Update the lines below so that every "article-line" becomes "body-line", keeping everything else the same. Leave the pictures out of your answer.

::::::::

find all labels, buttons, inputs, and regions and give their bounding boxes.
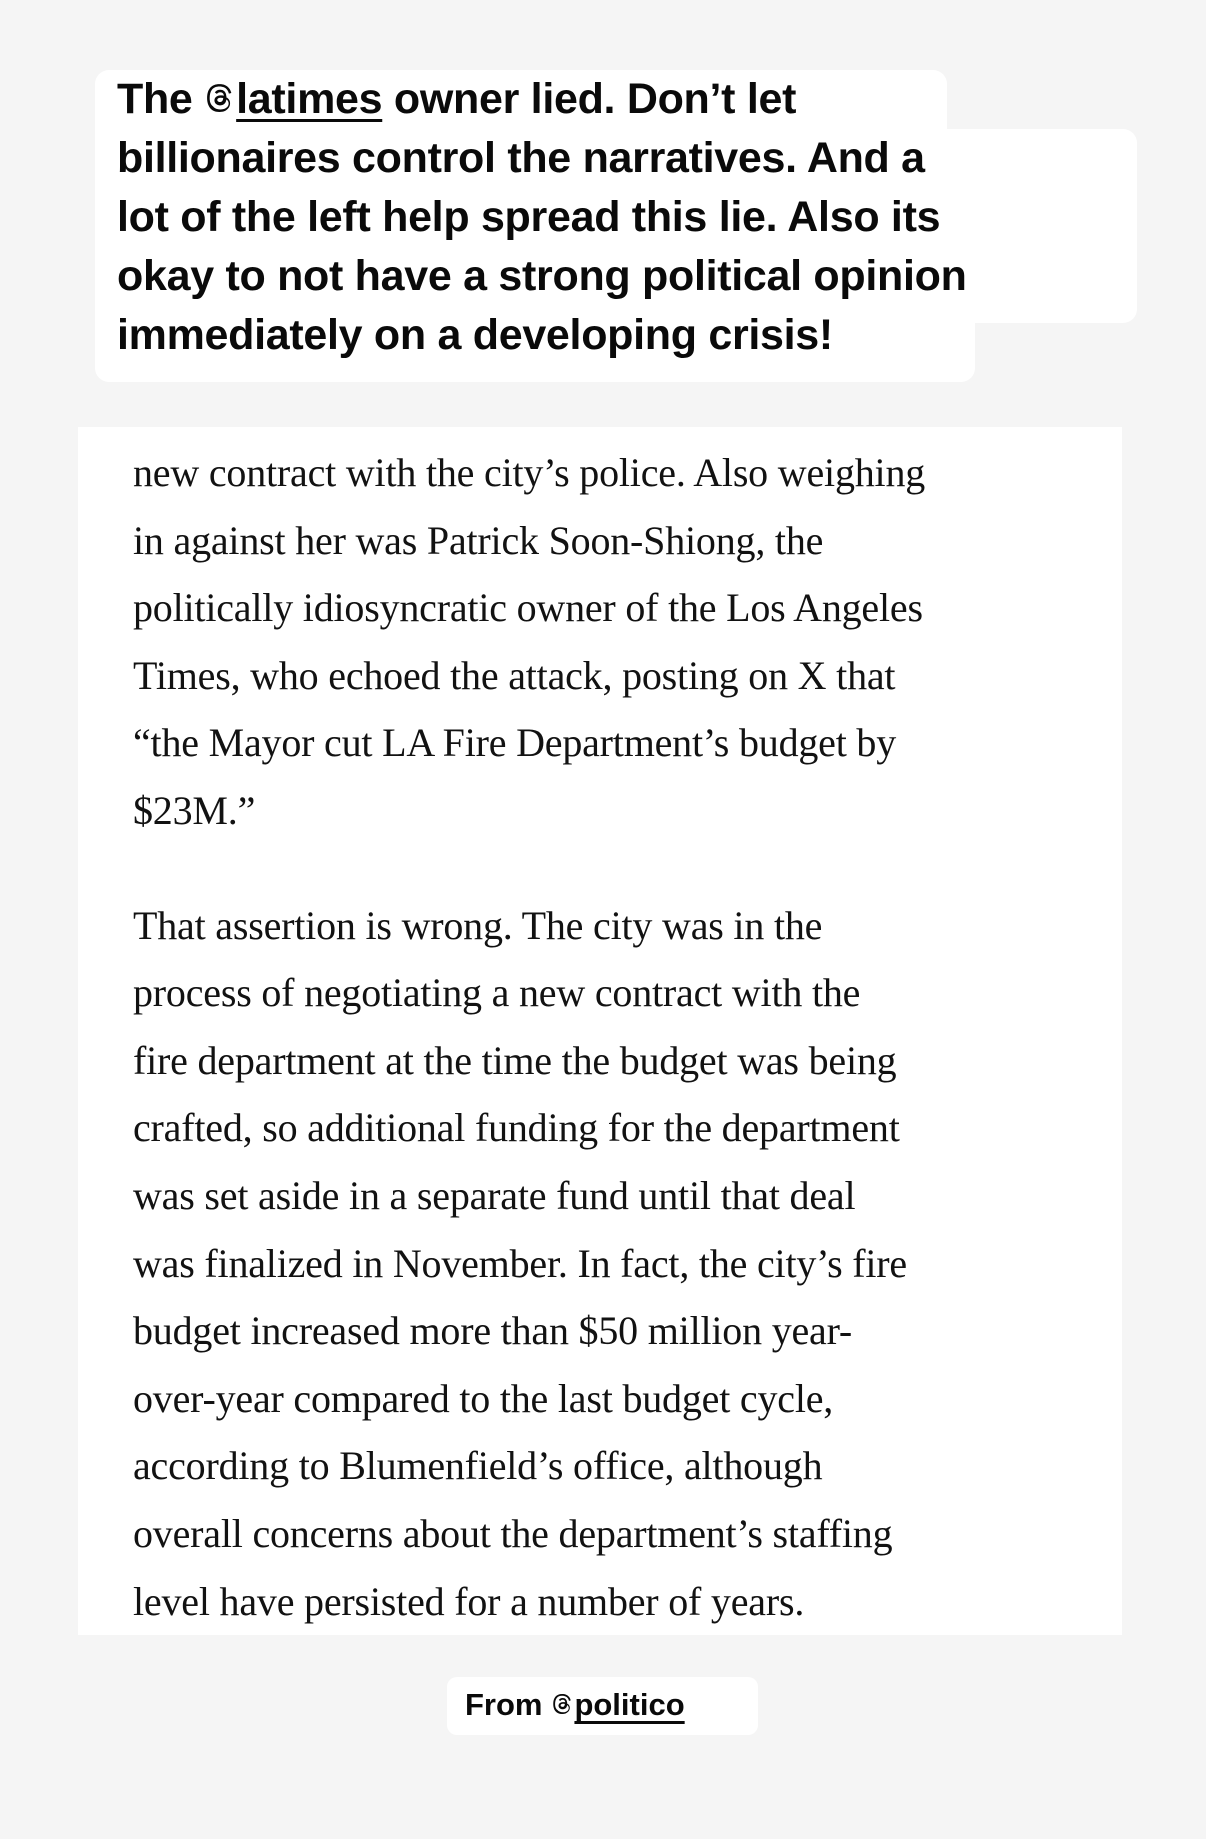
caption-text: owner lied. Don’t let bbox=[382, 75, 797, 123]
caption-text: The bbox=[117, 75, 205, 123]
threads-at-icon bbox=[551, 1691, 573, 1716]
mention-politico-link[interactable] bbox=[551, 1687, 685, 1722]
caption-line bbox=[95, 247, 1155, 306]
article-line: fire department at the time the budget was being bbox=[133, 1037, 897, 1083]
article-line: overall concerns about the department’s staffing bbox=[133, 1510, 893, 1556]
caption-text: lot of the left help spread this lie. Also its bbox=[117, 193, 941, 241]
article-line: politically idiosyncratic owner of the Los Angeles bbox=[133, 585, 923, 631]
mention-politico-text: politico bbox=[574, 1687, 685, 1722]
article-line: $23M.” bbox=[133, 787, 256, 833]
article-paragraph-1 bbox=[133, 439, 1113, 845]
article-line: in against her was Patrick Soon-Shiong, the bbox=[133, 517, 824, 563]
article-line: over-year compared to the last budget cycle, bbox=[133, 1375, 834, 1421]
caption-line bbox=[95, 129, 1155, 188]
threads-at-icon bbox=[204, 80, 235, 115]
source-tag bbox=[447, 1677, 758, 1735]
caption-line bbox=[95, 70, 1155, 129]
article-line: crafted, so additional funding for the department bbox=[133, 1105, 900, 1151]
mention-latimes-link[interactable] bbox=[204, 75, 382, 123]
article-line: process of negotiating a new contract with the bbox=[133, 970, 861, 1016]
article-line: according to Blumenfield’s office, although bbox=[133, 1443, 823, 1489]
article-line: was set aside in a separate fund until that deal bbox=[133, 1172, 856, 1218]
article-body bbox=[133, 439, 1113, 1635]
story-caption bbox=[95, 70, 1155, 365]
mention-latimes-text: latimes bbox=[236, 75, 383, 123]
article-line: budget increased more than $50 million year- bbox=[133, 1308, 853, 1354]
caption-line bbox=[95, 188, 1155, 247]
article-line: level have persisted for a number of years. bbox=[133, 1578, 805, 1624]
article-line: Times, who echoed the attack, posting on X that bbox=[133, 652, 896, 698]
caption-text: billionaires control the narratives. And a bbox=[117, 134, 925, 182]
article-line: “the Mayor cut LA Fire Department’s budget by bbox=[133, 720, 897, 766]
source-prefix: From bbox=[465, 1687, 552, 1722]
article-line: That assertion is wrong. The city was in the bbox=[133, 902, 823, 948]
article-line: was finalized in November. In fact, the city’s fire bbox=[133, 1240, 907, 1286]
article-line: new contract with the city’s police. Also weighing bbox=[133, 450, 926, 495]
article-paragraph-2 bbox=[133, 892, 1113, 1636]
caption-line bbox=[95, 306, 1155, 365]
caption-text: okay to not have a strong political opinion bbox=[117, 252, 967, 300]
caption-text: immediately on a developing crisis! bbox=[117, 311, 833, 359]
article-excerpt bbox=[78, 427, 1122, 1635]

::::::::

• [Reply]:
find all labels, buttons, inputs, and regions and give their bounding boxes.
caption-text: owner lied. Don’t let bbox=[382, 75, 797, 123]
caption-text: The bbox=[117, 75, 205, 123]
threads-at-icon bbox=[551, 1691, 573, 1716]
mention-politico-link[interactable] bbox=[551, 1687, 685, 1722]
caption-line bbox=[95, 247, 1155, 306]
body-line: fire department at the time the budget was being bbox=[133, 1037, 897, 1083]
body-line: overall concerns about the department’s staffing bbox=[133, 1510, 893, 1556]
caption-text: lot of the left help spread this lie. Also its bbox=[117, 193, 941, 241]
body-line: politically idiosyncratic owner of the Los Angeles bbox=[133, 585, 923, 631]
mention-politico-text: politico bbox=[574, 1687, 685, 1722]
body-line: $23M.” bbox=[133, 787, 256, 833]
article-paragraph-1 bbox=[133, 439, 1113, 845]
body-line: in against her was Patrick Soon-Shiong, the bbox=[133, 517, 824, 563]
body-line: over-year compared to the last budget cycle, bbox=[133, 1375, 834, 1421]
caption-line bbox=[95, 129, 1155, 188]
threads-at-icon bbox=[204, 80, 235, 115]
source-tag bbox=[447, 1677, 758, 1735]
caption-line bbox=[95, 70, 1155, 129]
body-line: crafted, so additional funding for the department bbox=[133, 1105, 900, 1151]
mention-latimes-link[interactable] bbox=[204, 75, 382, 123]
body-line: process of negotiating a new contract with the bbox=[133, 970, 861, 1016]
body-line: according to Blumenfield’s office, although bbox=[133, 1443, 823, 1489]
body-line: was set aside in a separate fund until that deal bbox=[133, 1172, 856, 1218]
article-body bbox=[133, 439, 1113, 1635]
story-caption bbox=[95, 70, 1155, 365]
mention-latimes-text: latimes bbox=[236, 75, 383, 123]
body-line: budget increased more than $50 million year- bbox=[133, 1308, 853, 1354]
caption-line bbox=[95, 188, 1155, 247]
body-line: level have persisted for a number of years. bbox=[133, 1578, 805, 1624]
body-line: Times, who echoed the attack, posting on X that bbox=[133, 652, 896, 698]
caption-text: billionaires control the narratives. And a bbox=[117, 134, 925, 182]
body-line: “the Mayor cut LA Fire Department’s budget by bbox=[133, 720, 897, 766]
source-prefix: From bbox=[465, 1687, 552, 1722]
body-line: That assertion is wrong. The city was in the bbox=[133, 902, 823, 948]
body-line: was finalized in November. In fact, the city’s fire bbox=[133, 1240, 907, 1286]
body-line: new contract with the city’s police. Also weighing bbox=[133, 450, 926, 495]
article-paragraph-2 bbox=[133, 892, 1113, 1636]
caption-line bbox=[95, 306, 1155, 365]
caption-text: okay to not have a strong political opinion bbox=[117, 252, 967, 300]
caption-text: immediately on a developing crisis! bbox=[117, 311, 833, 359]
article-excerpt bbox=[78, 427, 1122, 1635]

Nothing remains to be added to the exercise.